[Rows from a dataset]
______________________________
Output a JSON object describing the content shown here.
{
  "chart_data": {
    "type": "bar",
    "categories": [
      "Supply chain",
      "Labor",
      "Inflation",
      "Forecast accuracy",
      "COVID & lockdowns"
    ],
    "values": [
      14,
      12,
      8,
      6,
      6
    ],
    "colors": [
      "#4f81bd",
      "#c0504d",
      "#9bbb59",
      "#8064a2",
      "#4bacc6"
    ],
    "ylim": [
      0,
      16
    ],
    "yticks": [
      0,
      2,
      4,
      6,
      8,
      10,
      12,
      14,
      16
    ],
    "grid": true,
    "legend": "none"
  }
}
______________________________
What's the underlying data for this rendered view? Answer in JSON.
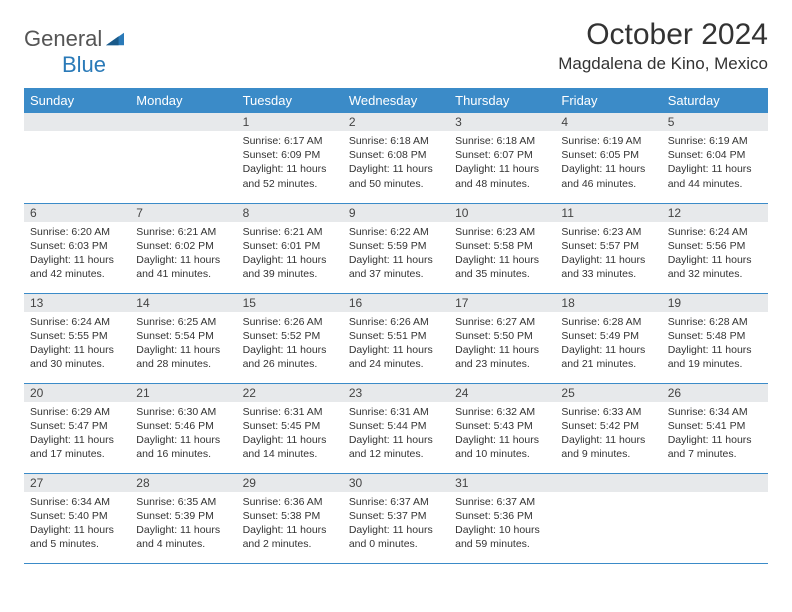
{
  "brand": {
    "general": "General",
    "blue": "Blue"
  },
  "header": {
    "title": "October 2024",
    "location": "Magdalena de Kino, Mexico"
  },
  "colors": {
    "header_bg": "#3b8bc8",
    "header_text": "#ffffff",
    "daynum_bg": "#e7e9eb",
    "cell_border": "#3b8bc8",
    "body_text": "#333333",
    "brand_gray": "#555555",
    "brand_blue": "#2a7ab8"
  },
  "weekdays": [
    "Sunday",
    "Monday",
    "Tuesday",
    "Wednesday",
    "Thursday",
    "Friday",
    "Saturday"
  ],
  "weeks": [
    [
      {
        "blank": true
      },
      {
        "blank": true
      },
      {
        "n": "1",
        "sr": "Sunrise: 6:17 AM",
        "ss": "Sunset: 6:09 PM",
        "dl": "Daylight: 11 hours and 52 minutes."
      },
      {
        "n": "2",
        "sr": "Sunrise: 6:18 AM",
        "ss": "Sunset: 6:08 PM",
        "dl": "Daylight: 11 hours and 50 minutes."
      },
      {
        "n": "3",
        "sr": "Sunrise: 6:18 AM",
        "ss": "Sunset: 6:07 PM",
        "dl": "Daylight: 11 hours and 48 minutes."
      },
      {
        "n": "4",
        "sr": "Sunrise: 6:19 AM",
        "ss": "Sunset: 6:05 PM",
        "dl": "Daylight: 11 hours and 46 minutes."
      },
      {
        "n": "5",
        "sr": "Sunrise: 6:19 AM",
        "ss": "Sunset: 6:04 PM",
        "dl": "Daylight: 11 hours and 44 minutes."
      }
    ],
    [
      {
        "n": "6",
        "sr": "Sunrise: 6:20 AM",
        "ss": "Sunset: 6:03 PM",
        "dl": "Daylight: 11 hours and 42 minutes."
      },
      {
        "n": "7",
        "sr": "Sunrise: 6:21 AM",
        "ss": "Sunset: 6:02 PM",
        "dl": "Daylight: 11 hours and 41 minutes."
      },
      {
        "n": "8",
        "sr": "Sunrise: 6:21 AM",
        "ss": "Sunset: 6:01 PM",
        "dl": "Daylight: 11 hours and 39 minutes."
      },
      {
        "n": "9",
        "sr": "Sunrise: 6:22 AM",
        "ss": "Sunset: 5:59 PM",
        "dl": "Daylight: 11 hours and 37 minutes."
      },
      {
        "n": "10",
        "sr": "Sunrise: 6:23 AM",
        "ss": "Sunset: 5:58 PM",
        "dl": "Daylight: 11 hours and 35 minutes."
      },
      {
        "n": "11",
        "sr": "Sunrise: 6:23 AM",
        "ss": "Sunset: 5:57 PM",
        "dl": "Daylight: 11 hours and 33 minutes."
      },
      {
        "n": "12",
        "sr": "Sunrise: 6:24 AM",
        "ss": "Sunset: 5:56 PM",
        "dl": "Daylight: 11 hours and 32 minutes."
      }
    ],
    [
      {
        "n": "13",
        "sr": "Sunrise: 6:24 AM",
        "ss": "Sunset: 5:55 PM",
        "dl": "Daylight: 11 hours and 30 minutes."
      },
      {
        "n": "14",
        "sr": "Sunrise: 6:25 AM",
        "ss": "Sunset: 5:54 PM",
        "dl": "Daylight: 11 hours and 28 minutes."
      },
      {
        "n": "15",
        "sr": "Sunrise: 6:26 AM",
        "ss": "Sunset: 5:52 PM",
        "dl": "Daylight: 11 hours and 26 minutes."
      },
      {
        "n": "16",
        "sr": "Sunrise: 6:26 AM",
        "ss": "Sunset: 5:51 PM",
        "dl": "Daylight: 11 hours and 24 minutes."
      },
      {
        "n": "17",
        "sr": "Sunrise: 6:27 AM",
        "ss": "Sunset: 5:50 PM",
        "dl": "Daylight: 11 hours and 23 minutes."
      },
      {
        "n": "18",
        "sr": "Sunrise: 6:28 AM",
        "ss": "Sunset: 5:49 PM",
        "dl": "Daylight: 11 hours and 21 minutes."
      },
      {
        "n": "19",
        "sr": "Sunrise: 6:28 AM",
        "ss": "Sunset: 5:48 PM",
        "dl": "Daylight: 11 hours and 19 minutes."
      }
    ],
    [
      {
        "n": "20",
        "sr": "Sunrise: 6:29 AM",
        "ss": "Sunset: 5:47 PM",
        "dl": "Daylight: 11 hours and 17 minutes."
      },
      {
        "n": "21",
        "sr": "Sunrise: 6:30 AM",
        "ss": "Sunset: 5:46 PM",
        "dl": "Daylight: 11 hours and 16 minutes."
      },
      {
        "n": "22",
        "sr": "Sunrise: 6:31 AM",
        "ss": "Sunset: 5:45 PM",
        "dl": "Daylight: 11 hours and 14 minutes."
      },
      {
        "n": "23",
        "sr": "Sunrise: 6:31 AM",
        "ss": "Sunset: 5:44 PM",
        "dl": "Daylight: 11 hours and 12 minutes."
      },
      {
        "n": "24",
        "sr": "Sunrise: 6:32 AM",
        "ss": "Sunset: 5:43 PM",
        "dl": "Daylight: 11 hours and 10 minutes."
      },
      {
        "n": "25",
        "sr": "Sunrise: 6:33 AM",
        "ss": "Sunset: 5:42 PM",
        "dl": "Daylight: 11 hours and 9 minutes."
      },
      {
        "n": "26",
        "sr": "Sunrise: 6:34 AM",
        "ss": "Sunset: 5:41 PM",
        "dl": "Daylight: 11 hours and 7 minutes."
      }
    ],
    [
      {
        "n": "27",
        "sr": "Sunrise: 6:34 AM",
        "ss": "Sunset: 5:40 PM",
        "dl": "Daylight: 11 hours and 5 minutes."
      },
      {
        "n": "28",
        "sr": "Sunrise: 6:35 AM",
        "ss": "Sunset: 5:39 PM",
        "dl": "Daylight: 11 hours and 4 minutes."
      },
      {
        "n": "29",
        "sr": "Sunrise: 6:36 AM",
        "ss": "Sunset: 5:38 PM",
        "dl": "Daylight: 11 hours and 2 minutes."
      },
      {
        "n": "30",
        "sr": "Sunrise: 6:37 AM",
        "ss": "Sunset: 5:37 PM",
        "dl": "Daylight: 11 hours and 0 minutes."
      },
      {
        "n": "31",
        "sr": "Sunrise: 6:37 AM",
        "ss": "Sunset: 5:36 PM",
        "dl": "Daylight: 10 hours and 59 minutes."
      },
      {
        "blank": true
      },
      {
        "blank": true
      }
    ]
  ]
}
______________________________
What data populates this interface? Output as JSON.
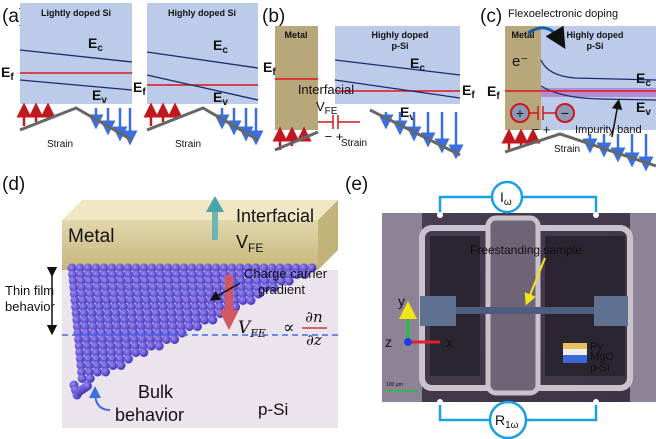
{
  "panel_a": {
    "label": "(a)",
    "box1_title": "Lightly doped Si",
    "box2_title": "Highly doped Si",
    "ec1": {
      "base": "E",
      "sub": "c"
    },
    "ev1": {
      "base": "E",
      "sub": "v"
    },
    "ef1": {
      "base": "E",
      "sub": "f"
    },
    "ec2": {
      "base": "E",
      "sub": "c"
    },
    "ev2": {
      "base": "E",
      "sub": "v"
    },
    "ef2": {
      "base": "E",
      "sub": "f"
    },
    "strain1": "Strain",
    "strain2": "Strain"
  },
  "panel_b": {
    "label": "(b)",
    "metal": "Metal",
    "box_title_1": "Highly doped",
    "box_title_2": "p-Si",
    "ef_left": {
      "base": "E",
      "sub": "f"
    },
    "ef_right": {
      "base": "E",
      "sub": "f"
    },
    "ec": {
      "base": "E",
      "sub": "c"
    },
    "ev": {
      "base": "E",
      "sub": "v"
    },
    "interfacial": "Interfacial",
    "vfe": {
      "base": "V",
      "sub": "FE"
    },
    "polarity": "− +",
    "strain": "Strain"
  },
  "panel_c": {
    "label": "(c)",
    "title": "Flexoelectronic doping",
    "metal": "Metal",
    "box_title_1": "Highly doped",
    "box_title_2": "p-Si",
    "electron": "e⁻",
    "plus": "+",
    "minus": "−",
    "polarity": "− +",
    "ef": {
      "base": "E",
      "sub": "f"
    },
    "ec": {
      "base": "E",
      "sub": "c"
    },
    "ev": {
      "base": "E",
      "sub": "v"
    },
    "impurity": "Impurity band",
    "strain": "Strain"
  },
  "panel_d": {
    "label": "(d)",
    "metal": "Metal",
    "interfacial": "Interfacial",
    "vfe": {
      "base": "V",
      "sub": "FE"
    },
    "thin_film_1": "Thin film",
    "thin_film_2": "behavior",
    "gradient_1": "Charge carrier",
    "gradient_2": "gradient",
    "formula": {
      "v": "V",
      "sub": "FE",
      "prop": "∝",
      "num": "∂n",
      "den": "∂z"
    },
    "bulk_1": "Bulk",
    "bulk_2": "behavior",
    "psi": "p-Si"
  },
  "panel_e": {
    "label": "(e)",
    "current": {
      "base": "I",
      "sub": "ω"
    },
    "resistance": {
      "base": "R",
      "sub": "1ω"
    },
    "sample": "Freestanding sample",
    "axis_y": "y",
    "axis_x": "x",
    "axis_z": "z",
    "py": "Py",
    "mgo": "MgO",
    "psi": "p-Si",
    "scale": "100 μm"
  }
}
______________________________
* [DESCRIPTION OF THE TASK]:
Using the entries above, return each line that includes the word "Output".

* [EXPECTED ANSWER]:
Output a JSON object describing the content shown here.
What data populates this interface? Output as JSON.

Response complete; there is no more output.